■ What you will do ■
Count how many lines hold the word "estre" and give that number as the whole answer.

■ Supplied data ■
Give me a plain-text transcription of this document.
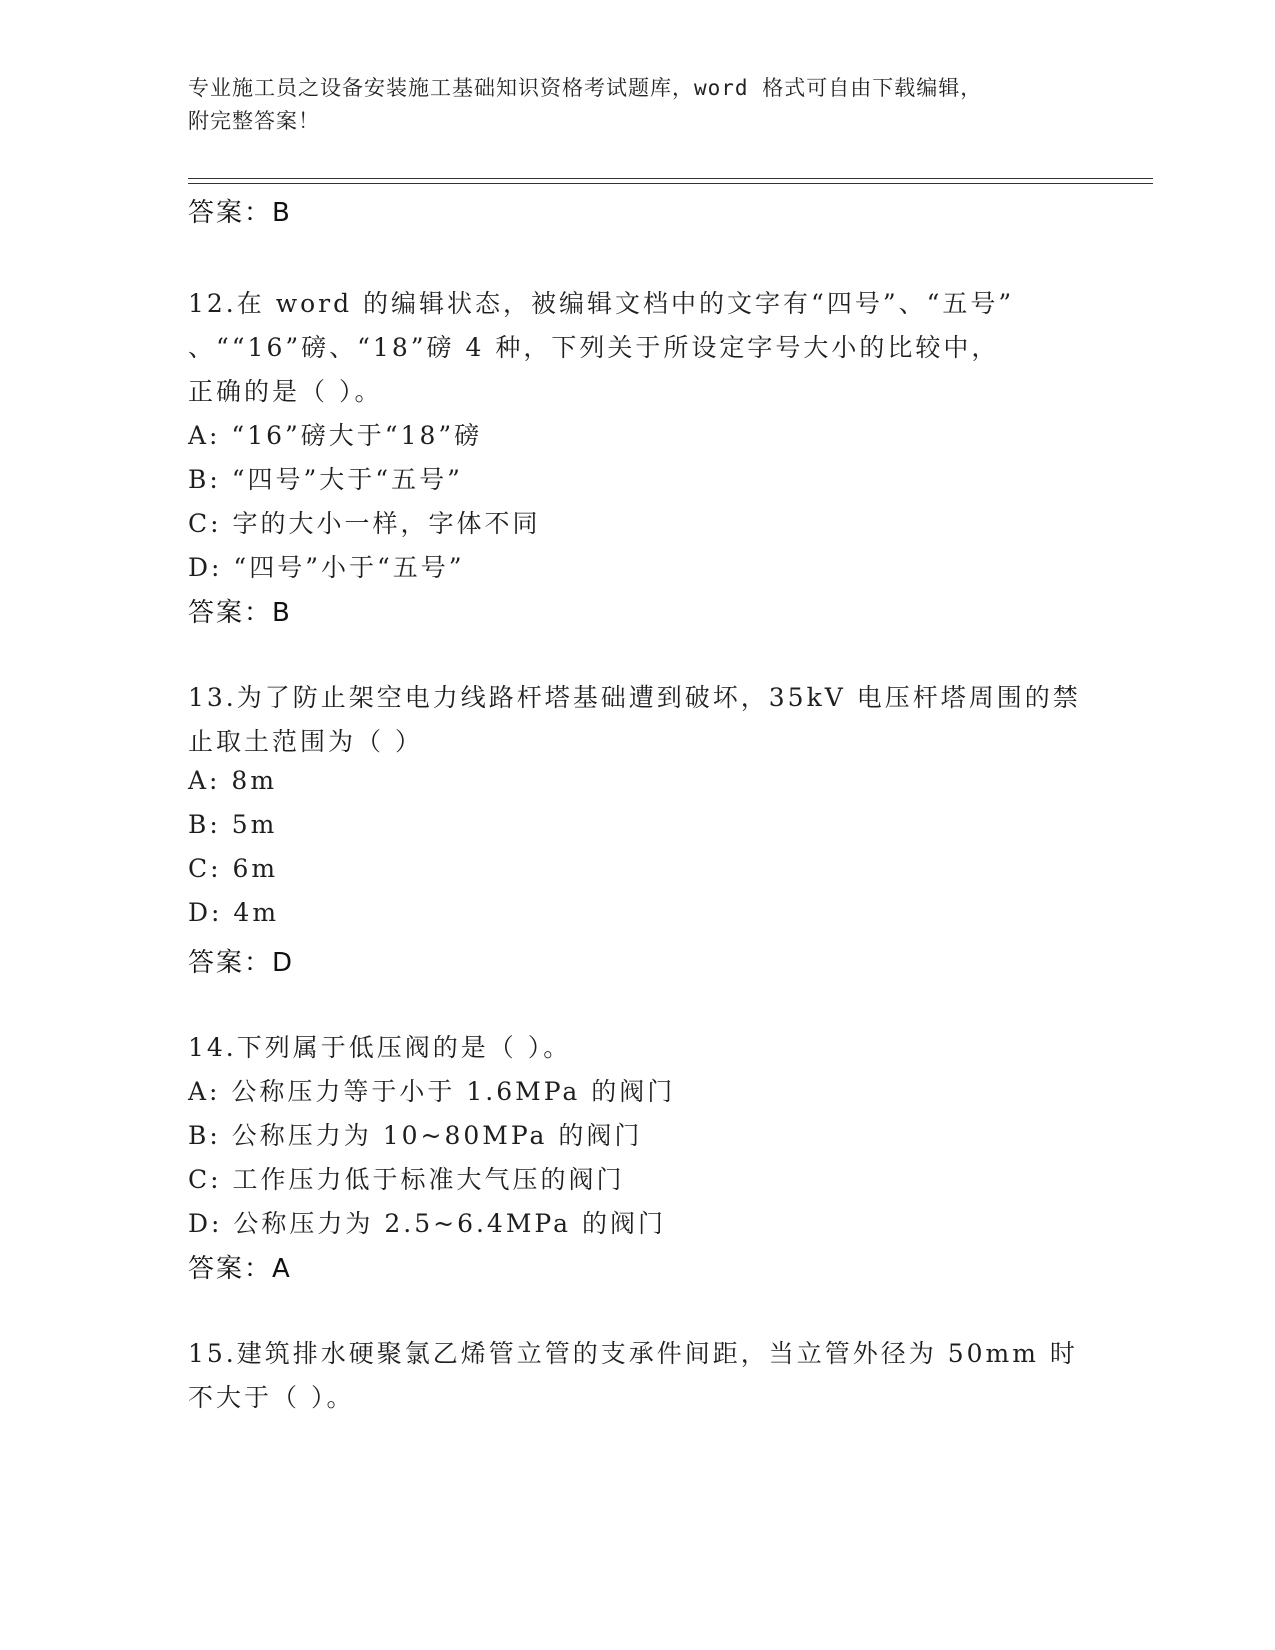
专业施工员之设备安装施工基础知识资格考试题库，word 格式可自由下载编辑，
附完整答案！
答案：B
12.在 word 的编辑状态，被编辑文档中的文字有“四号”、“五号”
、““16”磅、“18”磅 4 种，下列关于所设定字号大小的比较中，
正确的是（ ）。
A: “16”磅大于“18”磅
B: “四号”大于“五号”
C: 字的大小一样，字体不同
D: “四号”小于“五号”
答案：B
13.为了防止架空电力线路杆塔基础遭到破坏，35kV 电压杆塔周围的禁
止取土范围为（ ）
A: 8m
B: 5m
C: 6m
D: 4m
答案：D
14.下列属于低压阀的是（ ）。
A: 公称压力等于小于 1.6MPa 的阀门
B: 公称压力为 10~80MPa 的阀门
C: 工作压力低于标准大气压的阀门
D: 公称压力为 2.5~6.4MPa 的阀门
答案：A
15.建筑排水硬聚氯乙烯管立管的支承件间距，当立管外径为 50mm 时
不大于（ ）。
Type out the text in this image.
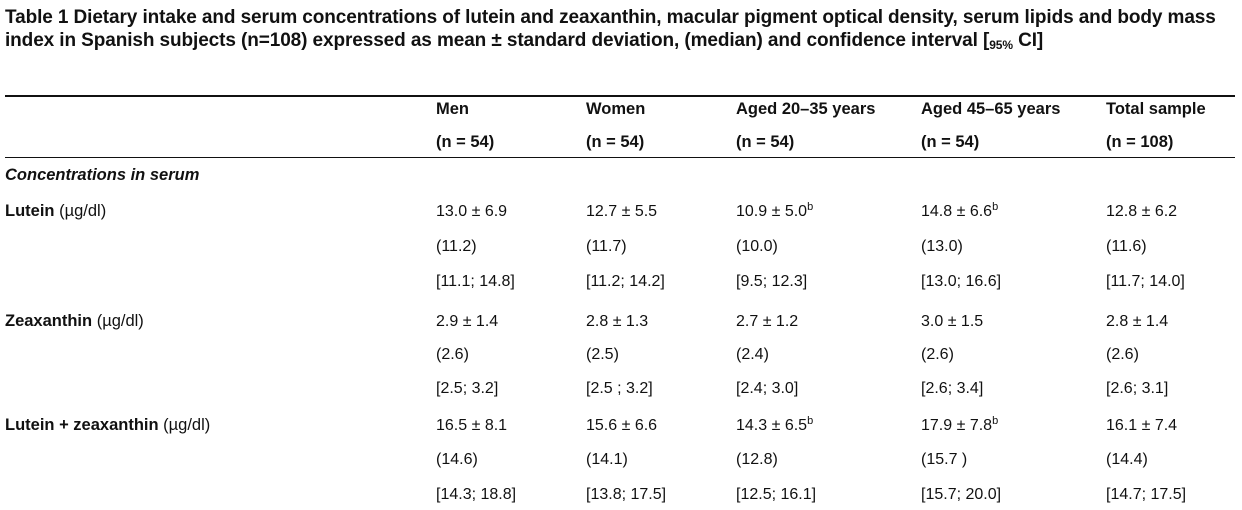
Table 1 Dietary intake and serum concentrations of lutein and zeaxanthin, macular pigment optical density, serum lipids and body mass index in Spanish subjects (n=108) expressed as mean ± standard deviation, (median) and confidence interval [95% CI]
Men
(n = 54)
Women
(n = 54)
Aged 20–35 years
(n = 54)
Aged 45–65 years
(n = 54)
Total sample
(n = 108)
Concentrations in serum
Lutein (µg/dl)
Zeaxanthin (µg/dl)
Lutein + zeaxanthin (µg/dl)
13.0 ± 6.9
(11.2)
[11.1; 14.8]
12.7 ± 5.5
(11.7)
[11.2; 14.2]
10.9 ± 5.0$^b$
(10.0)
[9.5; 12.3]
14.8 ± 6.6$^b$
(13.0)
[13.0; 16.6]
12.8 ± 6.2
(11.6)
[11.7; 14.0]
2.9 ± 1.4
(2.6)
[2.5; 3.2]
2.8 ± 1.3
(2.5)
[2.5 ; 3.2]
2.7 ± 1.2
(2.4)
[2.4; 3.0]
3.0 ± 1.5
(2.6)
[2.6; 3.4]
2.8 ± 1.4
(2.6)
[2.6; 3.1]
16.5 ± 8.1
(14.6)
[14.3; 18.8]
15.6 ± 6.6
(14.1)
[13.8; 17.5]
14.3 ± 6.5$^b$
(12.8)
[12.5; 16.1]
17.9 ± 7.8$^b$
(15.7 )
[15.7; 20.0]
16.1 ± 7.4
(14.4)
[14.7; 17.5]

--

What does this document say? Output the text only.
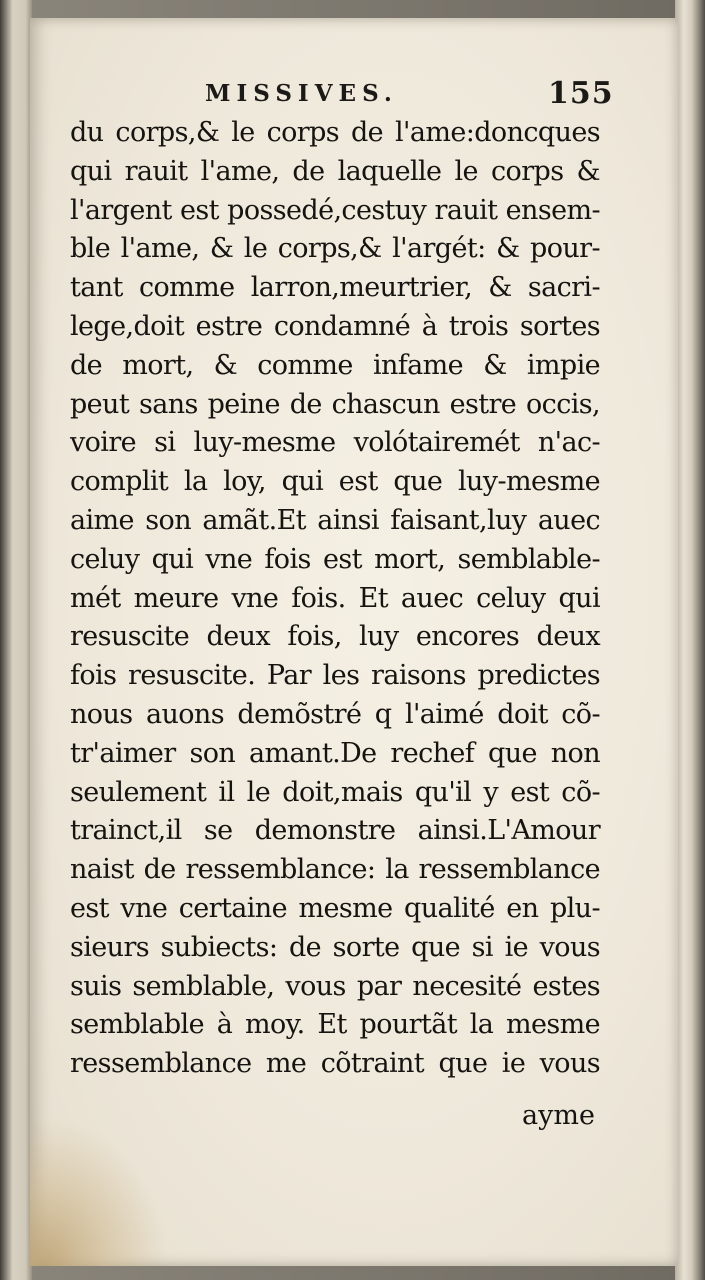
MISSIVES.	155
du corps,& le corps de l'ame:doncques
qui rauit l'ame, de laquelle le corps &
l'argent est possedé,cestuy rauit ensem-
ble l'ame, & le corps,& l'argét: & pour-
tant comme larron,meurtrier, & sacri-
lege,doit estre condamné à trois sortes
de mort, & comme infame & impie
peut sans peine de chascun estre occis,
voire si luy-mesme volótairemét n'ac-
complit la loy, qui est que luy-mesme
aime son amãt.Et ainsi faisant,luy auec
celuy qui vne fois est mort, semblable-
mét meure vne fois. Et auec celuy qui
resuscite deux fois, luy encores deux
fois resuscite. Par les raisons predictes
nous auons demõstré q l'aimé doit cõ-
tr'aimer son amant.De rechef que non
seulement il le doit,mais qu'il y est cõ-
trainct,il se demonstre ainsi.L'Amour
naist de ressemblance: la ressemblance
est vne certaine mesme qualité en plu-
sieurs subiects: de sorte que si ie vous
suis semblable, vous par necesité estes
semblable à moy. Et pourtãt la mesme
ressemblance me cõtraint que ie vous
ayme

---

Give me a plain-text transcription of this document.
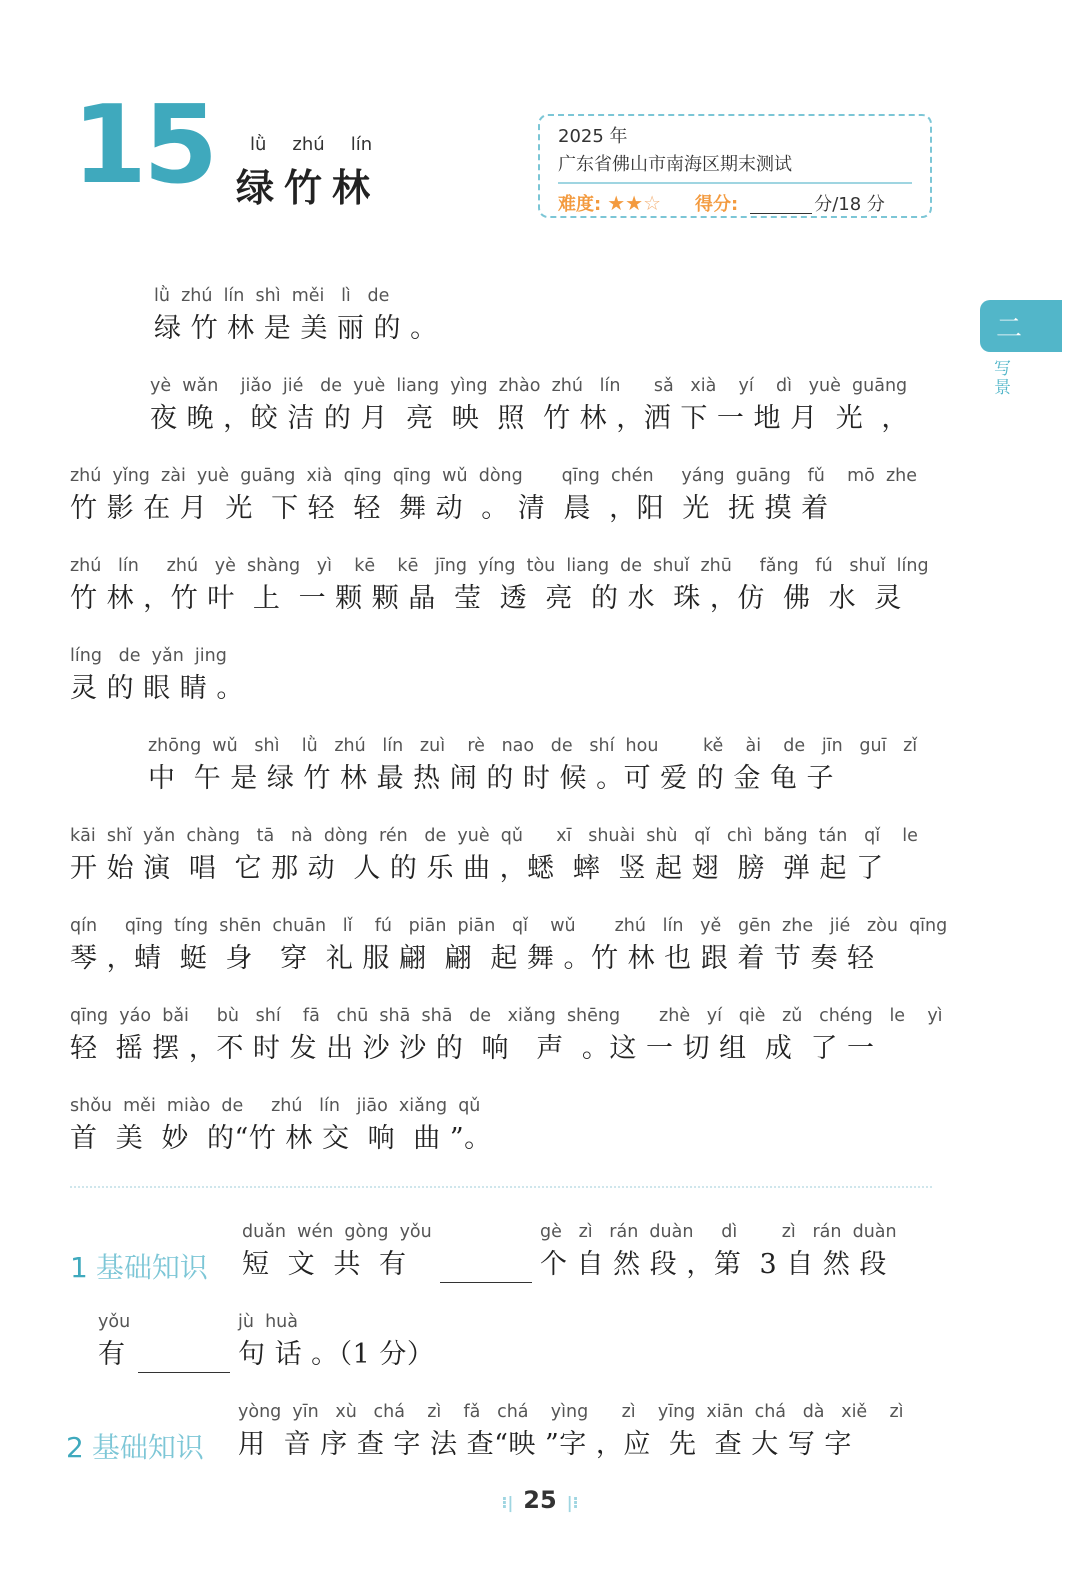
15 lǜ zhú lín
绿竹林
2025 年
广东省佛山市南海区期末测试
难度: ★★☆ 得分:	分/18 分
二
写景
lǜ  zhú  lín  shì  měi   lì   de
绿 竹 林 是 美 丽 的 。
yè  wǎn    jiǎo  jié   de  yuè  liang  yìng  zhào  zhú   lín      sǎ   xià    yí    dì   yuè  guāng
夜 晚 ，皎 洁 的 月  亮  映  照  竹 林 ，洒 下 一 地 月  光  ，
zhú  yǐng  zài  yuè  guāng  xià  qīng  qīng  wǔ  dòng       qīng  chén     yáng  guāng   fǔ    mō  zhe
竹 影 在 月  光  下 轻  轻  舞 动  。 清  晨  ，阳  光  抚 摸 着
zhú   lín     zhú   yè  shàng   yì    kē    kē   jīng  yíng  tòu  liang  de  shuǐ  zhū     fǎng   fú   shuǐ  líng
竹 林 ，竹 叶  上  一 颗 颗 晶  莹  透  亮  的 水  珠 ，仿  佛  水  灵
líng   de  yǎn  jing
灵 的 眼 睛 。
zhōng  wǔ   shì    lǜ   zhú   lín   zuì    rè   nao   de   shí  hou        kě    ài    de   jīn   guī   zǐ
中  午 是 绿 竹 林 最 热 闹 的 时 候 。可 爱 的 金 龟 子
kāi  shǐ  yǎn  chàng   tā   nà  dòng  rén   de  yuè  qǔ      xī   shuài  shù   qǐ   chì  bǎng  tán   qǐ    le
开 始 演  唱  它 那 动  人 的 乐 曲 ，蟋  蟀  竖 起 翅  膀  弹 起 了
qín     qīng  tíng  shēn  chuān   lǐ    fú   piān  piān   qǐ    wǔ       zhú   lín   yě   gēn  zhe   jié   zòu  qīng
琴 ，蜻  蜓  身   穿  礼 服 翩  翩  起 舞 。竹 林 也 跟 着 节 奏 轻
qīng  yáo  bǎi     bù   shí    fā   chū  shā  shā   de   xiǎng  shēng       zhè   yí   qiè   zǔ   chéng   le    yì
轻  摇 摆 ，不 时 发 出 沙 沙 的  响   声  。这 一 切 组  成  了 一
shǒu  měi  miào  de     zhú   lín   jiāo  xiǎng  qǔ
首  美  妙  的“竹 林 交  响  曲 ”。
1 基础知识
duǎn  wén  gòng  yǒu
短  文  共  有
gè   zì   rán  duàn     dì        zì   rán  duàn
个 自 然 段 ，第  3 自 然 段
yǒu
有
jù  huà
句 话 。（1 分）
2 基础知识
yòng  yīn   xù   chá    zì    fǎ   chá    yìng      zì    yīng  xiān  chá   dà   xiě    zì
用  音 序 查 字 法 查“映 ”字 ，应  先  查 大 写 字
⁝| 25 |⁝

■ Exercise output ■
2